Print the entries in full, word for word, but not the pictures.
Start SOURCE RECORDS
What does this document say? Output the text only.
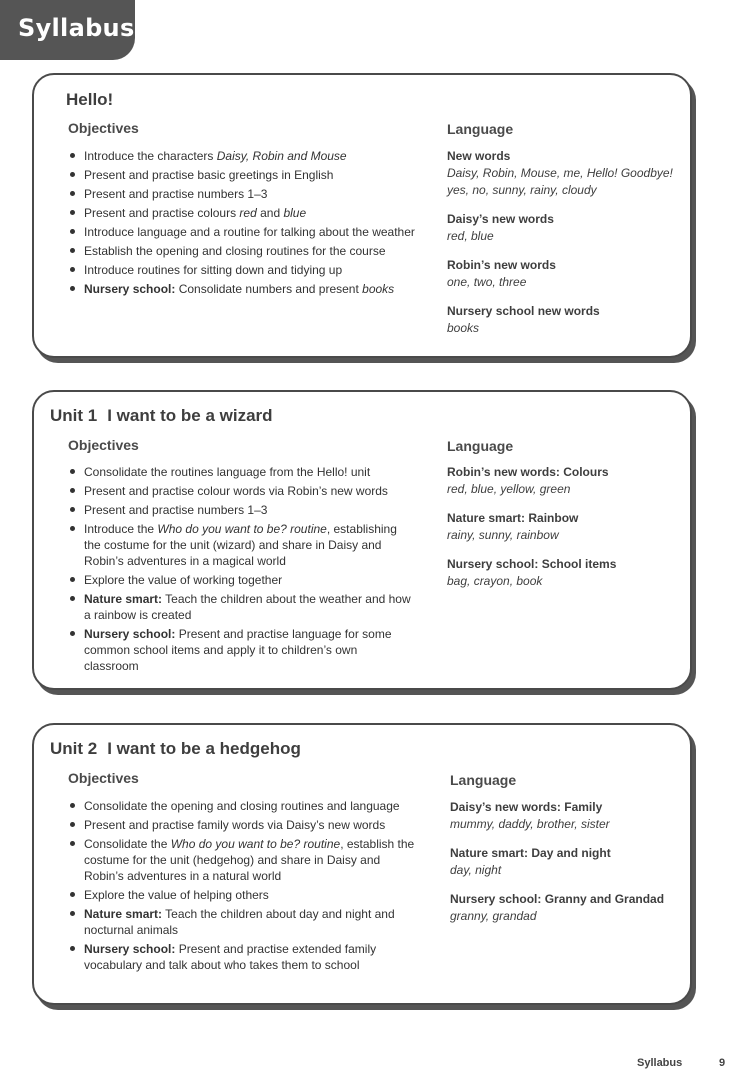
Syllabus
Hello!
Objectives
Introduce the characters Daisy, Robin and Mouse
Present and practise basic greetings in English
Present and practise numbers 1–3
Present and practise colours red and blue
Introduce language and a routine for talking about the weather
Establish the opening and closing routines for the course
Introduce routines for sitting down and tidying up
Nursery school: Consolidate numbers and present books
Language
New words
Daisy, Robin, Mouse, me, Hello! Goodbye! yes, no, sunny, rainy, cloudy
Daisy’s new words
red, blue
Robin’s new words
one, two, three
Nursery school new words
books
Unit 1 I want to be a wizard
Objectives
Consolidate the routines language from the Hello! unit
Present and practise colour words via Robin’s new words
Present and practise numbers 1–3
Introduce the Who do you want to be? routine, establishing the costume for the unit (wizard) and share in Daisy and Robin’s adventures in a magical world
Explore the value of working together
Nature smart: Teach the children about the weather and how a rainbow is created
Nursery school: Present and practise language for some common school items and apply it to children’s own classroom
Language
Robin’s new words: Colours
red, blue, yellow, green
Nature smart: Rainbow
rainy, sunny, rainbow
Nursery school: School items
bag, crayon, book
Unit 2 I want to be a hedgehog
Objectives
Consolidate the opening and closing routines and language
Present and practise family words via Daisy’s new words
Consolidate the Who do you want to be? routine, establish the costume for the unit (hedgehog) and share in Daisy and Robin’s adventures in a natural world
Explore the value of helping others
Nature smart: Teach the children about day and night and nocturnal animals
Nursery school: Present and practise extended family vocabulary and talk about who takes them to school
Language
Daisy’s new words: Family
mummy, daddy, brother, sister
Nature smart: Day and night
day, night
Nursery school: Granny and Grandad
granny, grandad
Syllabus	9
End SOURCE RECORDS
__EXERCISE ANSWER__.
What does this document say? Output the text only.
Syllabus
Hello!
Objectives
Introduce the characters Daisy, Robin and Mouse
Present and practise basic greetings in English
Present and practise numbers 1–3
Present and practise colours red and blue
Introduce language and a routine for talking about the weather
Establish the opening and closing routines for the course
Introduce routines for sitting down and tidying up
Nursery school: Consolidate numbers and present books
Language
New words
Daisy, Robin, Mouse, me, Hello! Goodbye! yes, no, sunny, rainy, cloudy
Daisy’s new words
red, blue
Robin’s new words
one, two, three
Nursery school new words
books
Unit 1 I want to be a wizard
Objectives
Consolidate the routines language from the Hello! unit
Present and practise colour words via Robin’s new words
Present and practise numbers 1–3
Introduce the Who do you want to be? routine, establishing the costume for the unit (wizard) and share in Daisy and Robin’s adventures in a magical world
Explore the value of working together
Nature smart: Teach the children about the weather and how a rainbow is created
Nursery school: Present and practise language for some common school items and apply it to children’s own classroom
Language
Robin’s new words: Colours
red, blue, yellow, green
Nature smart: Rainbow
rainy, sunny, rainbow
Nursery school: School items
bag, crayon, book
Unit 2 I want to be a hedgehog
Objectives
Consolidate the opening and closing routines and language
Present and practise family words via Daisy’s new words
Consolidate the Who do you want to be? routine, establish the costume for the unit (hedgehog) and share in Daisy and Robin’s adventures in a natural world
Explore the value of helping others
Nature smart: Teach the children about day and night and nocturnal animals
Nursery school: Present and practise extended family vocabulary and talk about who takes them to school
Language
Daisy’s new words: Family
mummy, daddy, brother, sister
Nature smart: Day and night
day, night
Nursery school: Granny and Grandad
granny, grandad
Syllabus	9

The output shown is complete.